[start PROVIDED MATERIAL]

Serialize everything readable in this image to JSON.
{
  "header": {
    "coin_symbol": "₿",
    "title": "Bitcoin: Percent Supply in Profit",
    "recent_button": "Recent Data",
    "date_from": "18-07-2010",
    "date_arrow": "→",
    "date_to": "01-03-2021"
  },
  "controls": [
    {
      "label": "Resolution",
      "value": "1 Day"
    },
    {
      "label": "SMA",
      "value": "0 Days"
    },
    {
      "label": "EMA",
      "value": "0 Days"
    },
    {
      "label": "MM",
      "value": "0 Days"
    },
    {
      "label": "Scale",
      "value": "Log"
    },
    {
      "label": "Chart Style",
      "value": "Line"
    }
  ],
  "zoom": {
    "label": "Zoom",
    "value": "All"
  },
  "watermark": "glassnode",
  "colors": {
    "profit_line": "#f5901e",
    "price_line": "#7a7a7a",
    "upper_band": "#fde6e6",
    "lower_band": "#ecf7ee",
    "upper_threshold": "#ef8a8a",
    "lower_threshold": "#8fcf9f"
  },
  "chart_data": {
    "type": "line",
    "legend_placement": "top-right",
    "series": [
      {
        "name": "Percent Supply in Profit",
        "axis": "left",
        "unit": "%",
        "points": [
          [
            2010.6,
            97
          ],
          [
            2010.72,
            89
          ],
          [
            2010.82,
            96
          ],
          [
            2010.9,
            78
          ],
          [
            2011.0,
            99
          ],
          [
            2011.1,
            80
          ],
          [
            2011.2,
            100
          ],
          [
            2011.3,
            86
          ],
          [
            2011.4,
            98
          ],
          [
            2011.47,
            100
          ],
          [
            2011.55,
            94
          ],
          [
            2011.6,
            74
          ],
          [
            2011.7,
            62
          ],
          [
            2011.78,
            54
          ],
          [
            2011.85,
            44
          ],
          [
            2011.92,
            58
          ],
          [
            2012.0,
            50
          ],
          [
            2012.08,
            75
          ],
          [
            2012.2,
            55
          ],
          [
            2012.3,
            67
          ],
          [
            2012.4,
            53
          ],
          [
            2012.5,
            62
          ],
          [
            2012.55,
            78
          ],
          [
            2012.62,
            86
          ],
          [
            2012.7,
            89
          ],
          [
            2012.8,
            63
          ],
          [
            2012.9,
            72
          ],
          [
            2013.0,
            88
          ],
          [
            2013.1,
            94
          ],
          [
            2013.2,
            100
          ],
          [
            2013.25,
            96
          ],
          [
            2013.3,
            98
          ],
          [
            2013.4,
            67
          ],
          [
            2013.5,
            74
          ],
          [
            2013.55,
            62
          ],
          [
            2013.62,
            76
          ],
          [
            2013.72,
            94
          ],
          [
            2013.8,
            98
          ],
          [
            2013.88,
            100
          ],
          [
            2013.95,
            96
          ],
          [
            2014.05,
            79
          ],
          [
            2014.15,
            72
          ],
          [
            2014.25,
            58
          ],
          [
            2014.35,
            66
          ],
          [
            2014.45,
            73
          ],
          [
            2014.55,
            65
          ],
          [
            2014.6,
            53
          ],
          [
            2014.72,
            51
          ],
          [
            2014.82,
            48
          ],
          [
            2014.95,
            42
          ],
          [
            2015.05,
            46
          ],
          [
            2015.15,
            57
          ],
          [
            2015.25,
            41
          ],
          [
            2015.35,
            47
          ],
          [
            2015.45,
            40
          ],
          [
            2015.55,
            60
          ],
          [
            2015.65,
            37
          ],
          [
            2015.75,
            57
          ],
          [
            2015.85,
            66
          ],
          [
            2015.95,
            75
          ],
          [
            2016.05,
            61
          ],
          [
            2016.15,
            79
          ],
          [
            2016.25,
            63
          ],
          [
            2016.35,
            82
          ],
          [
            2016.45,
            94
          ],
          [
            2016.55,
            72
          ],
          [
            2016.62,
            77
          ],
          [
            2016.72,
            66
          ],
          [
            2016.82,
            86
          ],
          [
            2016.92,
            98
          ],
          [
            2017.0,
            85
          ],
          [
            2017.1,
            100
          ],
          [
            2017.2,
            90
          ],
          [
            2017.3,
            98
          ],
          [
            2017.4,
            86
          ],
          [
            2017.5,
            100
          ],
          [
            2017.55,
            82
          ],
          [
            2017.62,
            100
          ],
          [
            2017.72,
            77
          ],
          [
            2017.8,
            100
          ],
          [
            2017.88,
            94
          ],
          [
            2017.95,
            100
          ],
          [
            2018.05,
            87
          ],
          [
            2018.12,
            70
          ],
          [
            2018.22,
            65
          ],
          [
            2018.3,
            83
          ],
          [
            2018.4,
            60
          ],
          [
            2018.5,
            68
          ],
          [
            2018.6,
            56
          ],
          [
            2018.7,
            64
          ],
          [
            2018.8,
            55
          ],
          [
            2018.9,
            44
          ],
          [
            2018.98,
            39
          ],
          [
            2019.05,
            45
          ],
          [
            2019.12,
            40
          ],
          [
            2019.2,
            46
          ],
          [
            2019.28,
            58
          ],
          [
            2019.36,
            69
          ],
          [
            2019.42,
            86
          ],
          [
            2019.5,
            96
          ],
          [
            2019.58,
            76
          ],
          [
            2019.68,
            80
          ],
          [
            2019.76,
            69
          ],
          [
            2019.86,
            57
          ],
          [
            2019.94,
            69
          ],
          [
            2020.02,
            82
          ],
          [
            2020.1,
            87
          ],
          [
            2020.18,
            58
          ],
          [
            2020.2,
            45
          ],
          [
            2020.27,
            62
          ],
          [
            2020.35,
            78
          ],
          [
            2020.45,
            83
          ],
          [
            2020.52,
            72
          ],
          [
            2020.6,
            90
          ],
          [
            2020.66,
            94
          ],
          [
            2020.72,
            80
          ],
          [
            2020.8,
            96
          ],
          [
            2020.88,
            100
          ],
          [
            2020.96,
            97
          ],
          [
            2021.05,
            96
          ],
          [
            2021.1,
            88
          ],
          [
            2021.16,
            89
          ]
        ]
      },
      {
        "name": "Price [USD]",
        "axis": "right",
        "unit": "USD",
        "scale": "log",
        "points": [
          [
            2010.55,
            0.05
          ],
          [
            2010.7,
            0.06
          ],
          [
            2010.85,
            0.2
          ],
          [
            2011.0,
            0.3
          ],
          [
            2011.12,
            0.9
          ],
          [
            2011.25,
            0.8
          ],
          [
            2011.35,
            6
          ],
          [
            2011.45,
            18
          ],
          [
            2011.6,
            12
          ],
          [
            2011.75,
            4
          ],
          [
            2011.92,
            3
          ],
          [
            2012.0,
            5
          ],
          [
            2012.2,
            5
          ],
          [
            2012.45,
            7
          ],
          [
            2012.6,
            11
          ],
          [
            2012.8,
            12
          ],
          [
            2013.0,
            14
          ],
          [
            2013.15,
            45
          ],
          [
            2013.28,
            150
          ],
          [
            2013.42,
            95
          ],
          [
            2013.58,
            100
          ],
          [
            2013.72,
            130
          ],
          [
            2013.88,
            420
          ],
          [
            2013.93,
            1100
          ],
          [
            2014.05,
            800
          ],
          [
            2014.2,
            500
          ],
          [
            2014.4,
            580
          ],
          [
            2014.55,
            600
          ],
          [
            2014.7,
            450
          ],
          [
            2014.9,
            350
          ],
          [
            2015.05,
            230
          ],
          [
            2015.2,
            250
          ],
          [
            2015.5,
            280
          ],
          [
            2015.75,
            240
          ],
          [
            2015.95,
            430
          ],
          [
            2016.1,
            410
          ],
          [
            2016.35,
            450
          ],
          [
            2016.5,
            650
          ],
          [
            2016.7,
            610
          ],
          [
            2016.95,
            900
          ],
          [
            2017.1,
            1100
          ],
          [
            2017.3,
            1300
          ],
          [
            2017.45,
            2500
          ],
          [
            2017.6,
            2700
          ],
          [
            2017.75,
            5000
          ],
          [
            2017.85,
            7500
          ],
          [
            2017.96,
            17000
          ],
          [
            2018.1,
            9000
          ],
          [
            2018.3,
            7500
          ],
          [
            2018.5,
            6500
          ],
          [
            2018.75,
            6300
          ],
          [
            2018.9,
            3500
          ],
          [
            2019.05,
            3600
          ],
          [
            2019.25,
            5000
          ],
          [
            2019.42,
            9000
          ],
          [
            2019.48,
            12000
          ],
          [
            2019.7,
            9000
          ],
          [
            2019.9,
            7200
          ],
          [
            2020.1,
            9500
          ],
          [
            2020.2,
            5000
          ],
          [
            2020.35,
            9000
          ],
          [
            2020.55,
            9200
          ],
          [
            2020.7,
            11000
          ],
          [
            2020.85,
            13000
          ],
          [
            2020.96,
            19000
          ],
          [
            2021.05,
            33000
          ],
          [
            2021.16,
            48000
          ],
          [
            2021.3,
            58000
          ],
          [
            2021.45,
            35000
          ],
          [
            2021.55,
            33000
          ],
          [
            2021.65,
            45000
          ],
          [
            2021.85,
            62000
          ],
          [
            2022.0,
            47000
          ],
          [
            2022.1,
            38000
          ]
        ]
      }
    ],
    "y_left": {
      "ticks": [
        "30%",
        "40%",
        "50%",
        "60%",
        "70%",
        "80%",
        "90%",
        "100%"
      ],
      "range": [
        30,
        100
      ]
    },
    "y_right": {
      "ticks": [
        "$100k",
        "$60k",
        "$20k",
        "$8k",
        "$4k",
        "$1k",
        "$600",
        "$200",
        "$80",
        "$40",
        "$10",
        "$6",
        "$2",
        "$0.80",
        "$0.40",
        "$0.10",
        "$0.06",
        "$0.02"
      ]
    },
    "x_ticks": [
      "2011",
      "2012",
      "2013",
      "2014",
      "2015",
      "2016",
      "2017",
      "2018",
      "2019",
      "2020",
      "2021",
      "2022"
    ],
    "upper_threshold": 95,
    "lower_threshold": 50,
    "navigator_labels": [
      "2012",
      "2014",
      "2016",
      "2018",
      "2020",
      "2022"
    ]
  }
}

[end PROVIDED MATERIAL]

SHORT EXERCISE ->
Copy every line of the records above that holds the word "name".

ANSWER IN FULL ->
        "name": "Percent Supply in Profit",
        "name": "Price [USD]",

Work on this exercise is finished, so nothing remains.